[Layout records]

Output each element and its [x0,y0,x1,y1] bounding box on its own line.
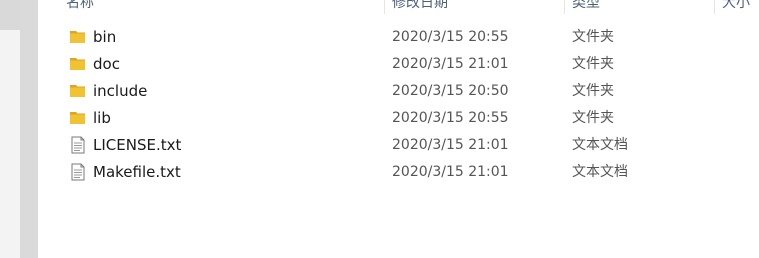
file-row[interactable]: bin 2020/3/15 20:55 文件夹 [38,24,759,51]
file-row[interactable]: doc 2020/3/15 21:01 文件夹 [38,51,759,78]
folder-icon [69,82,87,100]
column-header-name[interactable]: 名称 [66,0,94,14]
file-type: 文件夹 [572,83,614,99]
navigation-selected-item[interactable] [0,0,20,30]
file-modified-date: 2020/3/15 21:01 [392,164,509,180]
file-row[interactable]: Makefile.txt 2020/3/15 21:01 文本文档 [38,159,759,186]
file-name[interactable]: LICENSE.txt [93,132,181,159]
navigation-pane [0,0,20,258]
column-divider[interactable] [714,0,715,14]
file-type: 文件夹 [572,110,614,126]
file-modified-date: 2020/3/15 20:55 [392,29,509,45]
file-modified-date: 2020/3/15 21:01 [392,137,509,153]
file-name[interactable]: doc [93,51,120,78]
file-row[interactable]: LICENSE.txt 2020/3/15 21:01 文本文档 [38,132,759,159]
folder-icon [69,109,87,127]
file-type: 文件夹 [572,56,614,72]
column-header-bar: 名称 修改日期 类型 大小 [38,0,759,14]
column-divider[interactable] [564,0,565,14]
column-header-size[interactable]: 大小 [722,0,750,14]
file-name[interactable]: lib [93,105,111,132]
column-header-modified[interactable]: 修改日期 [392,0,448,14]
text-file-icon [69,163,87,181]
file-type: 文本文档 [572,164,628,180]
file-modified-date: 2020/3/15 20:50 [392,83,509,99]
column-header-type[interactable]: 类型 [572,0,600,14]
file-name[interactable]: include [93,78,147,105]
file-row[interactable]: include 2020/3/15 20:50 文件夹 [38,78,759,105]
navigation-scrollbar[interactable] [20,0,38,258]
file-type: 文件夹 [572,29,614,45]
folder-icon [69,28,87,46]
file-modified-date: 2020/3/15 21:01 [392,56,509,72]
file-modified-date: 2020/3/15 20:55 [392,110,509,126]
file-type: 文本文档 [572,137,628,153]
file-row[interactable]: lib 2020/3/15 20:55 文件夹 [38,105,759,132]
text-file-icon [69,136,87,154]
column-divider[interactable] [384,0,385,14]
folder-icon [69,55,87,73]
file-name[interactable]: Makefile.txt [93,159,181,186]
file-name[interactable]: bin [93,24,116,51]
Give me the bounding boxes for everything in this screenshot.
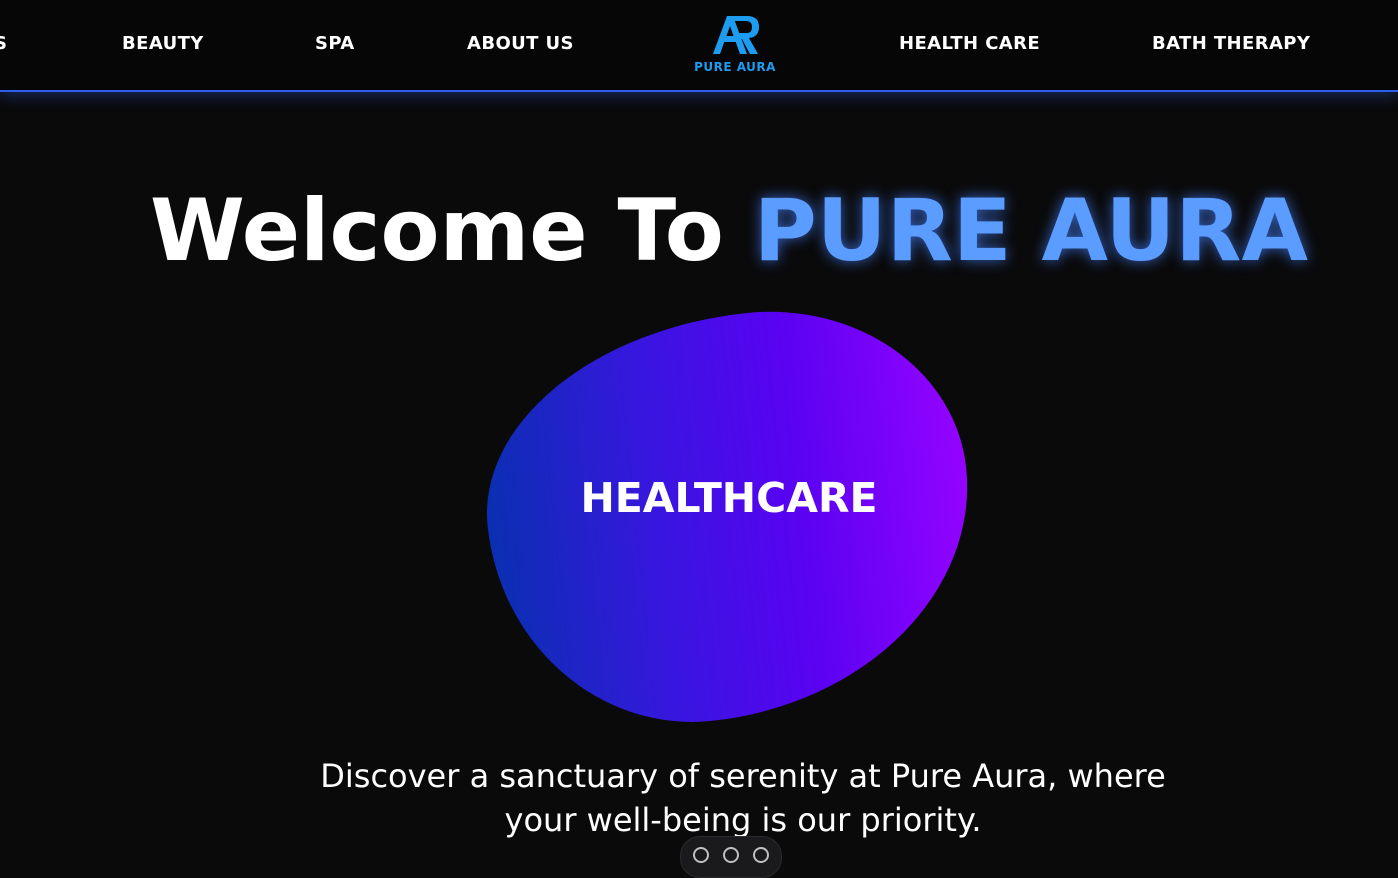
social-icons-bar: [680, 836, 782, 878]
pure-aura-logo-icon: [713, 16, 759, 54]
healthcare-blob-label: HEALTHCARE: [580, 474, 878, 522]
nav-link-about-us[interactable]: ABOUT US: [467, 33, 574, 54]
social-icon[interactable]: [723, 847, 739, 863]
hero-title-prefix: Welcome To: [149, 181, 724, 281]
hero-title-brand: PURE AURA: [753, 181, 1309, 281]
hero-title: Welcome To PURE AURA: [0, 176, 1398, 286]
social-icon[interactable]: [753, 847, 769, 863]
nav-link-health-care[interactable]: HEALTH CARE: [899, 33, 1040, 54]
nav-link-beauty[interactable]: BEAUTY: [122, 33, 204, 54]
nav-link-spa[interactable]: SPA: [315, 33, 355, 54]
brand-logo[interactable]: PURE AURA: [684, 10, 786, 76]
tagline-line-1: Discover a sanctuary of serenity at Pure…: [320, 757, 1166, 795]
nav-link-partial[interactable]: S: [0, 33, 7, 54]
logo-text: PURE AURA: [694, 60, 776, 74]
top-navbar: S BEAUTY SPA ABOUT US PURE AURA HEALTH C…: [0, 0, 1398, 92]
nav-link-bath-therapy[interactable]: BATH THERAPY: [1152, 33, 1310, 54]
tagline-line-2: your well-being is our priority.: [504, 801, 982, 839]
social-icon[interactable]: [693, 847, 709, 863]
hero-tagline: Discover a sanctuary of serenity at Pure…: [269, 754, 1217, 842]
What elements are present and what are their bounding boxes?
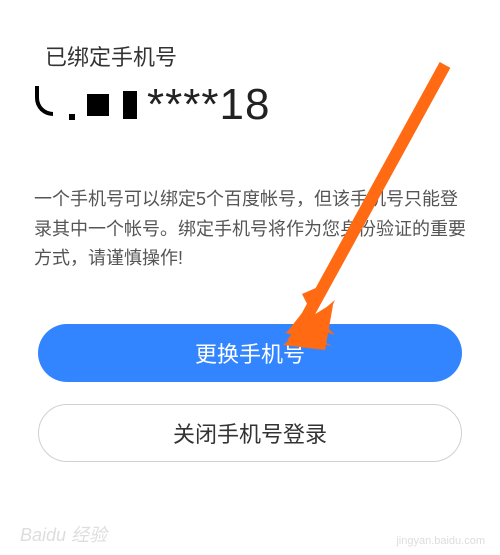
change-phone-button[interactable]: 更换手机号 — [38, 324, 462, 382]
phone-masked-suffix: ****18 — [147, 80, 270, 130]
disable-phone-login-button[interactable]: 关闭手机号登录 — [38, 404, 462, 462]
bound-phone-number: ****18 — [35, 80, 470, 130]
info-text: 一个手机号可以绑定5个百度帐号，但该手机号只能登录其中一个帐号。绑定手机号将作为… — [34, 185, 466, 274]
watermark-brand: Baidu 经验 — [20, 521, 107, 547]
watermark-url: jingyan.baidu.com — [396, 535, 485, 547]
button-group: 更换手机号 关闭手机号登录 — [30, 324, 470, 462]
bound-phone-label: 已绑定手机号 — [45, 40, 470, 72]
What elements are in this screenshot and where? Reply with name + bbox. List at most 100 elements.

Objective. Turn every line of the records above into a numbered list, skipping blank lines. Leave the pictures out.

Task solution.
1. Output each element and its [x0,y0,x1,y1] bounding box on its own line.
2. file-row[interactable]: bin 2020/3/15 20:55 文件夹 [38,24,759,51]
3. file-row[interactable]: doc 2020/3/15 21:01 文件夹 [38,51,759,78]
4. folder-icon [69,82,87,100]
5. column-header-name[interactable]: 名称 [66,0,94,14]
6. file-type: 文件夹 [572,83,614,99]
7. navigation-selected-item[interactable] [0,0,20,30]
8. file-modified-date: 2020/3/15 21:01 [392,164,509,180]
9. file-row[interactable]: Makefile.txt 2020/3/15 21:01 文本文档 [38,159,759,186]
10. file-name[interactable]: LICENSE.txt [93,132,181,159]
11. navigation-pane [0,0,20,258]
12. column-divider[interactable] [714,0,715,14]
13. file-type: 文件夹 [572,110,614,126]
14. file-modified-date: 2020/3/15 20:55 [392,29,509,45]
15. file-modified-date: 2020/3/15 21:01 [392,137,509,153]
16. file-name[interactable]: doc [93,51,120,78]
17. file-row[interactable]: LICENSE.txt 2020/3/15 21:01 文本文档 [38,132,759,159]
18. folder-icon [69,109,87,127]
19. file-type: 文件夹 [572,56,614,72]
20. column-header-bar: 名称 修改日期 类型 大小 [38,0,759,14]
21. column-divider[interactable] [564,0,565,14]
22. column-header-size[interactable]: 大小 [722,0,750,14]
23. file-name[interactable]: lib [93,105,111,132]
24. column-header-modified[interactable]: 修改日期 [392,0,448,14]
25. text-file-icon [69,163,87,181]
26. file-type: 文本文档 [572,164,628,180]
27. file-modified-date: 2020/3/15 20:50 [392,83,509,99]
28. column-header-type[interactable]: 类型 [572,0,600,14]
29. file-name[interactable]: include [93,78,147,105]
30. file-row[interactable]: include 2020/3/15 20:50 文件夹 [38,78,759,105]
31. navigation-scrollbar[interactable] [20,0,38,258]
32. file-type: 文件夹 [572,29,614,45]
33. folder-icon [69,28,87,46]
34. file-modified-date: 2020/3/15 21:01 [392,56,509,72]
35. file-modified-date: 2020/3/15 20:55 [392,110,509,126]
36. file-type: 文本文档 [572,137,628,153]
37. file-row[interactable]: lib 2020/3/15 20:55 文件夹 [38,105,759,132]
38. text-file-icon [69,136,87,154]
39. column-divider[interactable] [384,0,385,14]
40. folder-icon [69,55,87,73]
41. file-name[interactable]: Makefile.txt [93,159,181,186]
42. file-name[interactable]: bin [93,24,116,51]
43. Give me the bounding boxes for everything in this screenshot.
44. social-icons-bar: [680, 836, 782, 878]
45. pure-aura-logo-icon: [713, 16, 759, 54]
46. healthcare-blob-label: HEALTHCARE: [580, 474, 878, 522]
47. nav-link-about-us[interactable]: ABOUT US: [467, 33, 574, 54]
48. social-icon[interactable]: [723, 847, 739, 863]
49. hero-title-prefix: Welcome To: [149, 181, 724, 281]
50. hero-title-brand: PURE AURA: [753, 181, 1309, 281]
51. hero-title: Welcome To PURE AURA: [0, 176, 1398, 286]
52. social-icon[interactable]: [753, 847, 769, 863]
53. nav-link-health-care[interactable]: HEALTH CARE: [899, 33, 1040, 54]
54. nav-link-beauty[interactable]: BEAUTY: [122, 33, 204, 54]
55. nav-link-spa[interactable]: SPA: [315, 33, 355, 54]
56. brand-logo[interactable]: PURE AURA: [684, 10, 786, 76]
57. tagline-line-1: Discover a sanctuary of serenity at Pure…: [320, 757, 1166, 795]
58. nav-link-partial[interactable]: S: [0, 33, 7, 54]
59. logo-text: PURE AURA: [694, 60, 776, 74]
60. top-navbar: S BEAUTY SPA ABOUT US PURE AURA HEALTH C…: [0, 0, 1398, 92]
61. nav-link-bath-therapy[interactable]: BATH THERAPY: [1152, 33, 1310, 54]
62. tagline-line-2: your well-being is our priority.: [504, 801, 982, 839]
63. social-icon[interactable]: [693, 847, 709, 863]
64. hero-tagline: Discover a sanctuary of serenity at Pure…: [269, 754, 1217, 842]
65. What elements are present and what are their bounding boxes?
66. change-phone-button[interactable]: 更换手机号 — [38, 324, 462, 382]
67. phone-masked-suffix: ****18 — [147, 80, 270, 130]
68. disable-phone-login-button[interactable]: 关闭手机号登录 — [38, 404, 462, 462]
69. bound-phone-number: ****18 — [35, 80, 470, 130]
70. info-text: 一个手机号可以绑定5个百度帐号，但该手机号只能登录其中一个帐号。绑定手机号将作为… — [34, 185, 466, 274]
71. watermark-brand: Baidu 经验 — [20, 521, 107, 547]
72. watermark-url: jingyan.baidu.com — [396, 535, 485, 547]
73. button-group: 更换手机号 关闭手机号登录 — [30, 324, 470, 462]
74. bound-phone-label: 已绑定手机号 — [45, 40, 470, 72]
75. What elements are in this screenshot and where? Reply with name + bbox. List at most 100 elements.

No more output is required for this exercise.